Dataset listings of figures
◇ ◇ ◇ ◇ ◇
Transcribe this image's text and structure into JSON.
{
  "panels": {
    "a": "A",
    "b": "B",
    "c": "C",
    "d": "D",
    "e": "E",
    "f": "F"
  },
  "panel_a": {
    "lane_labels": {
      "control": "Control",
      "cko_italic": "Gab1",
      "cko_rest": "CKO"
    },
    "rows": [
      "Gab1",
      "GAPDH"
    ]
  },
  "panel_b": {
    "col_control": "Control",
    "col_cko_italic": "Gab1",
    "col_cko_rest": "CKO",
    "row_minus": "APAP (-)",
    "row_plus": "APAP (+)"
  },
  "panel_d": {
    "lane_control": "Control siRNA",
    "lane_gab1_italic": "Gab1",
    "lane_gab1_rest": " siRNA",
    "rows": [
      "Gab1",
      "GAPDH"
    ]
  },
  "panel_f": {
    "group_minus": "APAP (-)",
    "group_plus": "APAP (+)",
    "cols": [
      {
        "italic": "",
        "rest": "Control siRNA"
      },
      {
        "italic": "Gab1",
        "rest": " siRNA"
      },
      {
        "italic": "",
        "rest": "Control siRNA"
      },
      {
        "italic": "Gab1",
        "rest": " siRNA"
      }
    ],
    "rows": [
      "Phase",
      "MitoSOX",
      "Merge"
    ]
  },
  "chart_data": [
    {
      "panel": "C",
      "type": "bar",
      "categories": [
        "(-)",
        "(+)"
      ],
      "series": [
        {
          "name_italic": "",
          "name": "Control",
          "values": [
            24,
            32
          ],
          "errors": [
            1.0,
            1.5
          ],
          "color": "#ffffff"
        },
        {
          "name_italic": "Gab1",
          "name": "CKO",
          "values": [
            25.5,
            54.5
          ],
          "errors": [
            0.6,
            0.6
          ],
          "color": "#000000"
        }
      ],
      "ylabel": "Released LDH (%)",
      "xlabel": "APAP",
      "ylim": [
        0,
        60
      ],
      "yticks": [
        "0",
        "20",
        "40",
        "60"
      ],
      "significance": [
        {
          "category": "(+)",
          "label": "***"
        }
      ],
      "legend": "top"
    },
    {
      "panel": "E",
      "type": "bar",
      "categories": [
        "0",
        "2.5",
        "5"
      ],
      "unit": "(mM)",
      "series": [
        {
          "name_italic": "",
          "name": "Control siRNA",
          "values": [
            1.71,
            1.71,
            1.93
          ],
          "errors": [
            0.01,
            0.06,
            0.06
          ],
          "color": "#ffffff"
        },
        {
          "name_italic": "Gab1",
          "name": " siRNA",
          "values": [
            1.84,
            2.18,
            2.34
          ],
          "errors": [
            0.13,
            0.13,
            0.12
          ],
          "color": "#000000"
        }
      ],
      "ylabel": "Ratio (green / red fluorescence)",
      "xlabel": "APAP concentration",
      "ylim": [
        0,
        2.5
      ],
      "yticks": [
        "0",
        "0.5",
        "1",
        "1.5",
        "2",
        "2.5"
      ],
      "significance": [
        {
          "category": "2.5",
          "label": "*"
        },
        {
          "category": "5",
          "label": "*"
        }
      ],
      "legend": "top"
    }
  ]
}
◇ ◇ ◇ ◇ ◇
→ **Exercise directions**
Restate the listing above word for word.

→ **Task output**
Transcribe this image's text and structure into JSON.
{
  "panels": {
    "a": "A",
    "b": "B",
    "c": "C",
    "d": "D",
    "e": "E",
    "f": "F"
  },
  "panel_a": {
    "lane_labels": {
      "control": "Control",
      "cko_italic": "Gab1",
      "cko_rest": "CKO"
    },
    "rows": [
      "Gab1",
      "GAPDH"
    ]
  },
  "panel_b": {
    "col_control": "Control",
    "col_cko_italic": "Gab1",
    "col_cko_rest": "CKO",
    "row_minus": "APAP (-)",
    "row_plus": "APAP (+)"
  },
  "panel_d": {
    "lane_control": "Control siRNA",
    "lane_gab1_italic": "Gab1",
    "lane_gab1_rest": " siRNA",
    "rows": [
      "Gab1",
      "GAPDH"
    ]
  },
  "panel_f": {
    "group_minus": "APAP (-)",
    "group_plus": "APAP (+)",
    "cols": [
      {
        "italic": "",
        "rest": "Control siRNA"
      },
      {
        "italic": "Gab1",
        "rest": " siRNA"
      },
      {
        "italic": "",
        "rest": "Control siRNA"
      },
      {
        "italic": "Gab1",
        "rest": " siRNA"
      }
    ],
    "rows": [
      "Phase",
      "MitoSOX",
      "Merge"
    ]
  },
  "chart_data": [
    {
      "panel": "C",
      "type": "bar",
      "categories": [
        "(-)",
        "(+)"
      ],
      "series": [
        {
          "name_italic": "",
          "name": "Control",
          "values": [
            24,
            32
          ],
          "errors": [
            1.0,
            1.5
          ],
          "color": "#ffffff"
        },
        {
          "name_italic": "Gab1",
          "name": "CKO",
          "values": [
            25.5,
            54.5
          ],
          "errors": [
            0.6,
            0.6
          ],
          "color": "#000000"
        }
      ],
      "ylabel": "Released LDH (%)",
      "xlabel": "APAP",
      "ylim": [
        0,
        60
      ],
      "yticks": [
        "0",
        "20",
        "40",
        "60"
      ],
      "significance": [
        {
          "category": "(+)",
          "label": "***"
        }
      ],
      "legend": "top"
    },
    {
      "panel": "E",
      "type": "bar",
      "categories": [
        "0",
        "2.5",
        "5"
      ],
      "unit": "(mM)",
      "series": [
        {
          "name_italic": "",
          "name": "Control siRNA",
          "values": [
            1.71,
            1.71,
            1.93
          ],
          "errors": [
            0.01,
            0.06,
            0.06
          ],
          "color": "#ffffff"
        },
        {
          "name_italic": "Gab1",
          "name": " siRNA",
          "values": [
            1.84,
            2.18,
            2.34
          ],
          "errors": [
            0.13,
            0.13,
            0.12
          ],
          "color": "#000000"
        }
      ],
      "ylabel": "Ratio (green / red fluorescence)",
      "xlabel": "APAP concentration",
      "ylim": [
        0,
        2.5
      ],
      "yticks": [
        "0",
        "0.5",
        "1",
        "1.5",
        "2",
        "2.5"
      ],
      "significance": [
        {
          "category": "2.5",
          "label": "*"
        },
        {
          "category": "5",
          "label": "*"
        }
      ],
      "legend": "top"
    }
  ]
}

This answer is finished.